◆ GIVEN REQUEST ◆
Your task is to repeat the listing exactly.

:: DATASET EXCERPTS

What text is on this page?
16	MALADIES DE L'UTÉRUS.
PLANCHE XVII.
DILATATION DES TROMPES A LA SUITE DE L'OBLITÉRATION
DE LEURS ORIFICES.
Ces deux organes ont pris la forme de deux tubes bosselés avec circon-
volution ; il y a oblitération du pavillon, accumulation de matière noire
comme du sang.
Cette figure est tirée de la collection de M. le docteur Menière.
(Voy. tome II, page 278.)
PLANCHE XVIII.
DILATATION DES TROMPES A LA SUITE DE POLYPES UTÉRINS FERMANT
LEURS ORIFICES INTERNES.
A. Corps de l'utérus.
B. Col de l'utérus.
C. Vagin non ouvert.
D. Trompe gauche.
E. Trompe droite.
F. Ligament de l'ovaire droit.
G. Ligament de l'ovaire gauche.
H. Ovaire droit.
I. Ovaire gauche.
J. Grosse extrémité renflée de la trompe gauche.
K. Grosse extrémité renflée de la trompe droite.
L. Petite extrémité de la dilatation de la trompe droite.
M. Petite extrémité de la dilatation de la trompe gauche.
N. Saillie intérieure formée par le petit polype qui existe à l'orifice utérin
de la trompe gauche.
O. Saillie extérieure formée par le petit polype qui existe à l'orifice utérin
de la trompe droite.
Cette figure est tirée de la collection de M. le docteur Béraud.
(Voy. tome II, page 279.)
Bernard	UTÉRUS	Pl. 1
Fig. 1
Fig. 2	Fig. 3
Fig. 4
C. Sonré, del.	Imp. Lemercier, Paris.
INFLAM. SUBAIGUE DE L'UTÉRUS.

::::

◆ SOLUTION TO THIS PROBLEM ◆
What text is on this page?
16	MALADIES DE L'UTÉRUS.
PLANCHE XVII.
DILATATION DES TROMPES A LA SUITE DE L'OBLITÉRATION
DE LEURS ORIFICES.
Ces deux organes ont pris la forme de deux tubes bosselés avec circon-
volution ; il y a oblitération du pavillon, accumulation de matière noire
comme du sang.
Cette figure est tirée de la collection de M. le docteur Menière.
(Voy. tome II, page 278.)
PLANCHE XVIII.
DILATATION DES TROMPES A LA SUITE DE POLYPES UTÉRINS FERMANT
LEURS ORIFICES INTERNES.
A. Corps de l'utérus.
B. Col de l'utérus.
C. Vagin non ouvert.
D. Trompe gauche.
E. Trompe droite.
F. Ligament de l'ovaire droit.
G. Ligament de l'ovaire gauche.
H. Ovaire droit.
I. Ovaire gauche.
J. Grosse extrémité renflée de la trompe gauche.
K. Grosse extrémité renflée de la trompe droite.
L. Petite extrémité de la dilatation de la trompe droite.
M. Petite extrémité de la dilatation de la trompe gauche.
N. Saillie intérieure formée par le petit polype qui existe à l'orifice utérin
de la trompe gauche.
O. Saillie extérieure formée par le petit polype qui existe à l'orifice utérin
de la trompe droite.
Cette figure est tirée de la collection de M. le docteur Béraud.
(Voy. tome II, page 279.)
Bernard	UTÉRUS	Pl. 1
Fig. 1
Fig. 2	Fig. 3
Fig. 4
C. Sonré, del.	Imp. Lemercier, Paris.
INFLAM. SUBAIGUE DE L'UTÉRUS.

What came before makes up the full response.